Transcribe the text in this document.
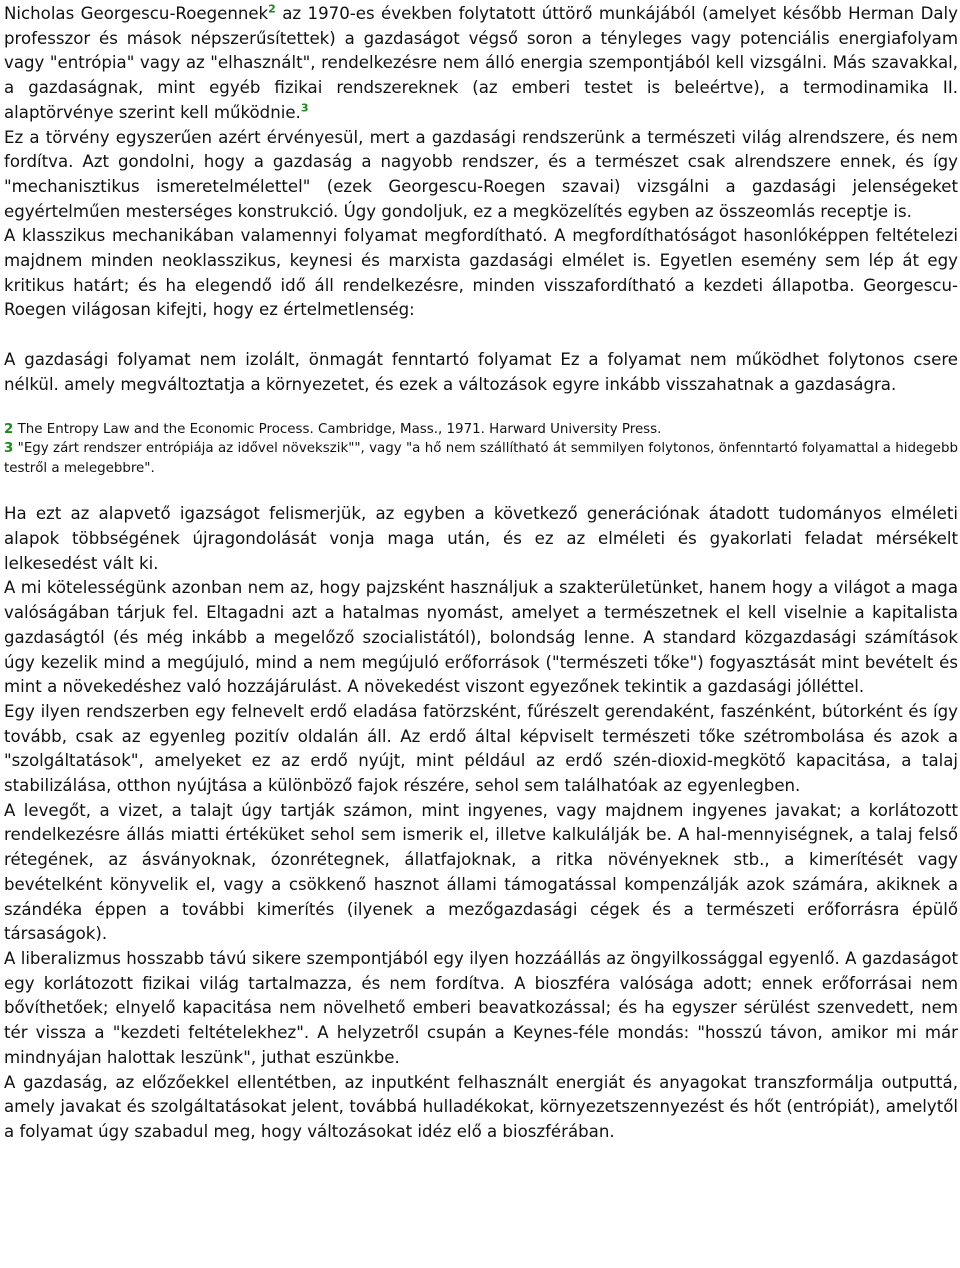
Nicholas Georgescu-Roegennek$^2$ az 1970-es években folytatott úttörő munkájából (amelyet később Herman Daly professzor és mások népszerűsítettek) a gazdaságot végső soron a tényleges vagy potenciális energiafolyam vagy "entrópia" vagy az "elhasznált", rendelkezésre nem álló energia szempontjából kell vizsgálni. Más szavakkal, a gazdaságnak, mint egyéb fizikai rendszereknek (az emberi testet is beleértve), a termodinamika II. alaptörvénye szerint kell működnie.$^3$

Ez a törvény egyszerűen azért érvényesül, mert a gazdasági rendszerünk a természeti világ alrendszere, és nem fordítva. Azt gondolni, hogy a gazdaság a nagyobb rendszer, és a természet csak alrendszere ennek, és így "mechanisztikus ismeretelmélettel" (ezek Georgescu-Roegen szavai) vizsgálni a gazdasági jelenségeket egyértelműen mesterséges konstrukció. Úgy gondoljuk, ez a megközelítés egyben az összeomlás receptje is.

A klasszikus mechanikában valamennyi folyamat megfordítható. A megfordíthatóságot hasonlóképpen feltételezi majdnem minden neoklasszikus, keynesi és marxista gazdasági elmélet is. Egyetlen esemény sem lép át egy kritikus határt; és ha elegendő idő áll rendelkezésre, minden visszafordítható a kezdeti állapotba. Georgescu-Roegen világosan kifejti, hogy ez értelmetlenség:

A gazdasági folyamat nem izolált, önmagát fenntartó folyamat Ez a folyamat nem működhet folytonos csere nélkül. amely megváltoztatja a környezetet, és ezek a változások egyre inkább visszahatnak a gazdaságra.

2 The Entropy Law and the Economic Process. Cambridge, Mass., 1971. Harward University Press.

3 "Egy zárt rendszer entrópiája az idővel növekszik"", vagy "a hő nem szállítható át semmilyen folytonos, önfenntartó folyamattal a hidegebb testről a melegebbre".

Ha ezt az alapvető igazságot felismerjük, az egyben a következő generációnak átadott tudományos elméleti alapok többségének újragondolását vonja maga után, és ez az elméleti és gyakorlati feladat mérsékelt lelkesedést vált ki.

A mi kötelességünk azonban nem az, hogy pajzsként használjuk a szakterületünket, hanem hogy a világot a maga valóságában tárjuk fel. Eltagadni azt a hatalmas nyomást, amelyet a természetnek el kell viselnie a kapitalista gazdaságtól (és még inkább a megelőző szocialistától), bolondság lenne. A standard közgazdasági számítások úgy kezelik mind a megújuló, mind a nem megújuló erőforrások ("természeti tőke") fogyasztását mint bevételt és mint a növekedéshez való hozzájárulást. A növekedést viszont egyezőnek tekintik a gazdasági jólléttel.

Egy ilyen rendszerben egy felnevelt erdő eladása fatörzsként, fűrészelt gerendaként, faszénként, bútorként és így tovább, csak az egyenleg pozitív oldalán áll. Az erdő által képviselt természeti tőke szétrombolása és azok a "szolgáltatások", amelyeket ez az erdő nyújt, mint például az erdő szén-dioxid-megkötő kapacitása, a talaj stabilizálása, otthon nyújtása a különböző fajok részére, sehol sem találhatóak az egyenlegben.

A levegőt, a vizet, a talajt úgy tartják számon, mint ingyenes, vagy majdnem ingyenes javakat; a korlátozott rendelkezésre állás miatti értéküket sehol sem ismerik el, illetve kalkulálják be. A hal-mennyiségnek, a talaj felső rétegének, az ásványoknak, ózonrétegnek, állatfajoknak, a ritka növényeknek stb., a kimerítését vagy bevételként könyvelik el, vagy a csökkenő hasznot állami támogatással kompenzálják azok számára, akiknek a szándéka éppen a további kimerítés (ilyenek a mezőgazdasági cégek és a természeti erőforrásra épülő társaságok).

A liberalizmus hosszabb távú sikere szempontjából egy ilyen hozzáállás az öngyilkossággal egyenlő. A gazdaságot egy korlátozott fizikai világ tartalmazza, és nem fordítva. A bioszféra valósága adott; ennek erőforrásai nem bővíthetőek; elnyelő kapacitása nem növelhető emberi beavatkozással; és ha egyszer sérülést szenvedett, nem tér vissza a "kezdeti feltételekhez". A helyzetről csupán a Keynes-féle mondás: "hosszú távon, amikor mi már mindnyájan halottak leszünk", juthat eszünkbe.

A gazdaság, az előzőekkel ellentétben, az inputként felhasznált energiát és anyagokat transzformálja outputtá, amely javakat és szolgáltatásokat jelent, továbbá hulladékokat, környezetszennyezést és hőt (entrópiát), amelytől a folyamat úgy szabadul meg, hogy változásokat idéz elő a bioszférában.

- - -

Without the pictures, write out every entry precisely as it appears.

Transcribe the text in this document.
Nicholas Georgescu-Roegennek$^2$ az 1970-es években folytatott úttörő munkájából (amelyet később Herman Daly professzor és mások népszerűsítettek) a gazdaságot végső soron a tényleges vagy potenciális energiafolyam vagy "entrópia" vagy az "elhasznált", rendelkezésre nem álló energia szempontjából kell vizsgálni. Más szavakkal, a gazdaságnak, mint egyéb fizikai rendszereknek (az emberi testet is beleértve), a termodinamika II. alaptörvénye szerint kell működnie.$^3$

Ez a törvény egyszerűen azért érvényesül, mert a gazdasági rendszerünk a természeti világ alrendszere, és nem fordítva. Azt gondolni, hogy a gazdaság a nagyobb rendszer, és a természet csak alrendszere ennek, és így "mechanisztikus ismeretelmélettel" (ezek Georgescu-Roegen szavai) vizsgálni a gazdasági jelenségeket egyértelműen mesterséges konstrukció. Úgy gondoljuk, ez a megközelítés egyben az összeomlás receptje is.

A klasszikus mechanikában valamennyi folyamat megfordítható. A megfordíthatóságot hasonlóképpen feltételezi majdnem minden neoklasszikus, keynesi és marxista gazdasági elmélet is. Egyetlen esemény sem lép át egy kritikus határt; és ha elegendő idő áll rendelkezésre, minden visszafordítható a kezdeti állapotba. Georgescu-Roegen világosan kifejti, hogy ez értelmetlenség:

A gazdasági folyamat nem izolált, önmagát fenntartó folyamat Ez a folyamat nem működhet folytonos csere nélkül. amely megváltoztatja a környezetet, és ezek a változások egyre inkább visszahatnak a gazdaságra.

2 The Entropy Law and the Economic Process. Cambridge, Mass., 1971. Harward University Press.

3 "Egy zárt rendszer entrópiája az idővel növekszik"", vagy "a hő nem szállítható át semmilyen folytonos, önfenntartó folyamattal a hidegebb testről a melegebbre".

Ha ezt az alapvető igazságot felismerjük, az egyben a következő generációnak átadott tudományos elméleti alapok többségének újragondolását vonja maga után, és ez az elméleti és gyakorlati feladat mérsékelt lelkesedést vált ki.

A mi kötelességünk azonban nem az, hogy pajzsként használjuk a szakterületünket, hanem hogy a világot a maga valóságában tárjuk fel. Eltagadni azt a hatalmas nyomást, amelyet a természetnek el kell viselnie a kapitalista gazdaságtól (és még inkább a megelőző szocialistától), bolondság lenne. A standard közgazdasági számítások úgy kezelik mind a megújuló, mind a nem megújuló erőforrások ("természeti tőke") fogyasztását mint bevételt és mint a növekedéshez való hozzájárulást. A növekedést viszont egyezőnek tekintik a gazdasági jólléttel.

Egy ilyen rendszerben egy felnevelt erdő eladása fatörzsként, fűrészelt gerendaként, faszénként, bútorként és így tovább, csak az egyenleg pozitív oldalán áll. Az erdő által képviselt természeti tőke szétrombolása és azok a "szolgáltatások", amelyeket ez az erdő nyújt, mint például az erdő szén-dioxid-megkötő kapacitása, a talaj stabilizálása, otthon nyújtása a különböző fajok részére, sehol sem találhatóak az egyenlegben.

A levegőt, a vizet, a talajt úgy tartják számon, mint ingyenes, vagy majdnem ingyenes javakat; a korlátozott rendelkezésre állás miatti értéküket sehol sem ismerik el, illetve kalkulálják be. A hal-mennyiségnek, a talaj felső rétegének, az ásványoknak, ózonrétegnek, állatfajoknak, a ritka növényeknek stb., a kimerítését vagy bevételként könyvelik el, vagy a csökkenő hasznot állami támogatással kompenzálják azok számára, akiknek a szándéka éppen a további kimerítés (ilyenek a mezőgazdasági cégek és a természeti erőforrásra épülő társaságok).

A liberalizmus hosszabb távú sikere szempontjából egy ilyen hozzáállás az öngyilkossággal egyenlő. A gazdaságot egy korlátozott fizikai világ tartalmazza, és nem fordítva. A bioszféra valósága adott; ennek erőforrásai nem bővíthetőek; elnyelő kapacitása nem növelhető emberi beavatkozással; és ha egyszer sérülést szenvedett, nem tér vissza a "kezdeti feltételekhez". A helyzetről csupán a Keynes-féle mondás: "hosszú távon, amikor mi már mindnyájan halottak leszünk", juthat eszünkbe.

A gazdaság, az előzőekkel ellentétben, az inputként felhasznált energiát és anyagokat transzformálja outputtá, amely javakat és szolgáltatásokat jelent, továbbá hulladékokat, környezetszennyezést és hőt (entrópiát), amelytől a folyamat úgy szabadul meg, hogy változásokat idéz elő a bioszférában.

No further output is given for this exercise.